# [EXCERPT PROVIDED]
Boolean values can be combined in Boolean expressions using the logical operators and, or, and not. Again, we'll see them in full in the next chapter, so for now let's just see a simple example:

>>> int(True)  # True behaves like 1
1
>>> int(False)  # False behaves like 0
0
>>> bool(1)  # 1 evaluates to True in a Boolean context
True
>>> bool(-42)  # and so does every non-zero number
True
>>> bool(0)  # 0 evaluates to False
False
>>> # quick peek at the operators (and, or, not)
>>> not True
False
>>> not False
True
>>> True and True
True
>>> False or True
True

You can see that True and False are subclasses of integers when you try to add them. Python upcasts them to integers and performs the addition:

>>> 1 + True
2
>>> False + 42
42
>>> 7 - True
6

Upcasting is a type conversion operation that goes from a subclass to its parent. In this example, True and False, which belong to a class derived from the integer class, are converted back to integers when needed. This topic is about inheritance and will be explained in detail in Chapter 6, OOP, Decorators, and Iterators.

Real numbers

Real numbers, or floating point numbers, are represented in Python according to the IEEE 754 double-precision binary floating point format, which is stored in 64 bits of information divided into three sections: sign, exponent, and mantissa.

# [EXERCISE TASKS]
[1] Reproduce the passage of the excerpt on Python Booleans and numbers starting with "Upcasting is a" and going on through "exponent, and mantissa.".
[2] Name the sections into which the excerpt on Python Booleans and numbers says the 64 bits of a floating point number are divided.
[3] Please go on with the excerpt on Python Booleans and numbers from the point where it stops.

# [GIVEN DATA]

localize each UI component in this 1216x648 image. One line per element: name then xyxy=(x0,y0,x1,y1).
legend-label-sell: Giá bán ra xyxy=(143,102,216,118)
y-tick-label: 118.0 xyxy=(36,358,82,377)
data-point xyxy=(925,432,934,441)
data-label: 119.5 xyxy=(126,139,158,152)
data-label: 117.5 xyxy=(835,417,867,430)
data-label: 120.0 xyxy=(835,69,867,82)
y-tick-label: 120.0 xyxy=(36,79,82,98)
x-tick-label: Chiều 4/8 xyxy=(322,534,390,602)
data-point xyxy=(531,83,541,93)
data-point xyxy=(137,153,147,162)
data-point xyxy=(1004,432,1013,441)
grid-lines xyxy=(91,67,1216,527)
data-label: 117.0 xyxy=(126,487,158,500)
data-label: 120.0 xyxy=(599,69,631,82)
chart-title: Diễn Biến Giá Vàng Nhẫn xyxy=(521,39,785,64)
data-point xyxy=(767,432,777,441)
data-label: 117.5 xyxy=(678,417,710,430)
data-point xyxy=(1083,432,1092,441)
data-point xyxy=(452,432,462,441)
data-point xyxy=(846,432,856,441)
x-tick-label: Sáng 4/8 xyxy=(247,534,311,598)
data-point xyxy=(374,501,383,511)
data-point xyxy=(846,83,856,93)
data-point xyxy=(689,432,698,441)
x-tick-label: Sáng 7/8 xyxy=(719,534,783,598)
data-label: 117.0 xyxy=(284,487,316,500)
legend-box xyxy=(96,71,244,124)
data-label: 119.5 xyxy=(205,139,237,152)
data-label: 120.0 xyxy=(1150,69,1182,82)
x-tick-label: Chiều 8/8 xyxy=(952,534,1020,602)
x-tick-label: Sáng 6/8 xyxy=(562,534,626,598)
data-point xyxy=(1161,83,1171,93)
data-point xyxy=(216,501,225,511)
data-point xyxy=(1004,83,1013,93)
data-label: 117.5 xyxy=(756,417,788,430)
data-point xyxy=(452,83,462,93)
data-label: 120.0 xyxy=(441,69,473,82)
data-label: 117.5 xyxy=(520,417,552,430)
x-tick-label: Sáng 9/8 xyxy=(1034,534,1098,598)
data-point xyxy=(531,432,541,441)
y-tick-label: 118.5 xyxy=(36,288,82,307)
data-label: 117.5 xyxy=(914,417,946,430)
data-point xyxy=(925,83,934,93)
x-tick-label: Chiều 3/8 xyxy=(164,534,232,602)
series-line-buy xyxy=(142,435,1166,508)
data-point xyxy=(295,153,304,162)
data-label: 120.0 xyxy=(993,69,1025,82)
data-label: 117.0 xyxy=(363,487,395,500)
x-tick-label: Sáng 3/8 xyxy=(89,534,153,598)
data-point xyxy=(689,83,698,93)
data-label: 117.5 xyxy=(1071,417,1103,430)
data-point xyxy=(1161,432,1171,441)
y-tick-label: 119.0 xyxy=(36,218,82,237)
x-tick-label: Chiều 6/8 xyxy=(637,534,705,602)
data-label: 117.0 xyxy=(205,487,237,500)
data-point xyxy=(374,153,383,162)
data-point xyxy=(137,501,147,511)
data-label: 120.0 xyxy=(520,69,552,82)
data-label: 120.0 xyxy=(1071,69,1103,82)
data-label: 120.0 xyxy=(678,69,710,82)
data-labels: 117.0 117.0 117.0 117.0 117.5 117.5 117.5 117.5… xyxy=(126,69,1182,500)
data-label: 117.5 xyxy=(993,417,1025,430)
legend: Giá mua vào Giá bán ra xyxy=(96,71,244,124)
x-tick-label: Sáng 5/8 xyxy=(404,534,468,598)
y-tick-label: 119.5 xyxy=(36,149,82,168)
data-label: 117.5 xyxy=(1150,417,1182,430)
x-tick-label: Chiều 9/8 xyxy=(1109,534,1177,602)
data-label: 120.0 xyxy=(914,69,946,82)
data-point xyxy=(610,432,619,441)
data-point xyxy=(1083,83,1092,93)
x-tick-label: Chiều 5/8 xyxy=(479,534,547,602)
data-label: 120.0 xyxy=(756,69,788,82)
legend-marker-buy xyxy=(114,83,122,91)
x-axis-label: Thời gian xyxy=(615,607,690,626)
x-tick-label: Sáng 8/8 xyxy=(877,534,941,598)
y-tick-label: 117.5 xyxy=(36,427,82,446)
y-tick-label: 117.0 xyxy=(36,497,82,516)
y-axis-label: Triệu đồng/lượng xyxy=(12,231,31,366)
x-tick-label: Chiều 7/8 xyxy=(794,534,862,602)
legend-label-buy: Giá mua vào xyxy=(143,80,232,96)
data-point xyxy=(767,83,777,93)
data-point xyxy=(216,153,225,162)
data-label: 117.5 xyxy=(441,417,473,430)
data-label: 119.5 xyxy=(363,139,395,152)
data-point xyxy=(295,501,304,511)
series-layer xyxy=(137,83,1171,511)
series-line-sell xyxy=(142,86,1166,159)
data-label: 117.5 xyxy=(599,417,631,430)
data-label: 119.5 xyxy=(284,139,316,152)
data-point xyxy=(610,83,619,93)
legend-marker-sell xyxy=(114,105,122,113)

# [RESPONSES TO THE TASKS]
[1]
Upcasting is a type conversion operation that goes from a subclass to its parent. In this example, True and False, which belong to a class derived from the integer class, are converted back to integers when needed. This topic is about inheritance and will be explained in detail in Chapter 6, OOP, Decorators, and Iterators.

Real numbers

Real numbers, or floating point numbers, are represented in Python according to the IEEE 754 double-precision binary floating point format, which is stored in 64 bits of information divided into three sections: sign, exponent, and mantissa.

[2] sign, exponent, mantissa

[3]
Quench your thirst for knowledge about this format on Wikipedia: http://en.wikipedia.org/wiki/Double-precision_floating-point_format.

Several programming languages give coders two different formats: single and double precision. The former takes up 32 bits of memory, the latter 64. Python supports only the double format. Let's see a simple example:

>>> pi = 3.1415926536  # how many digits of PI can you remember?
>>> radius = 4.5
>>> area = pi * (radius ** 2)
>>> area
63.617251235400005

In the calculation of the area, we wrapped the radius ** 2 within parentheses. Even though that wasn't necessary because the power operator has higher precedence than the multiplication one, we think the formula reads more easily like that. Moreover, should you get a slightly different result for the area, don't worry. It might depend on your OS, how Python was compiled, and so on. As long as the first few decimal digits are correct, you know it's a correct result.

The sys.float_info sequence holds information about how floating point numbers will behave on your system. This is an example of what you might see:

>>> import sys
>>> sys.float_info
sys.float_info(
    max=1.7976931348623157e+308, max_exp=1024, max_10_exp=308,
    min=2.2250738585072014e-308, min_exp=-1021, min_10_exp=-307,
    dig=15, mant_dig=53, epsilon=2.220446049250313e-16, radix=2,
    rounds=1
)

Let's make a few considerations here: we have 64 bits to represent floating point numbers. This means we can represent at most 264 (that is 18,446,744,073,709,551,616) distinct numbers. Take a look at the max and epsilon values for the float numbers, and you will realize that it's impossible to represent them all. There is just not enough space, so they are approximated to the closest representable number. You probably think that only extremely big or extremely small numbers suffer from this issue. Well, think again and try the following in your console:

>>> 0.3 - 0.1 * 3  # this should be 0!!!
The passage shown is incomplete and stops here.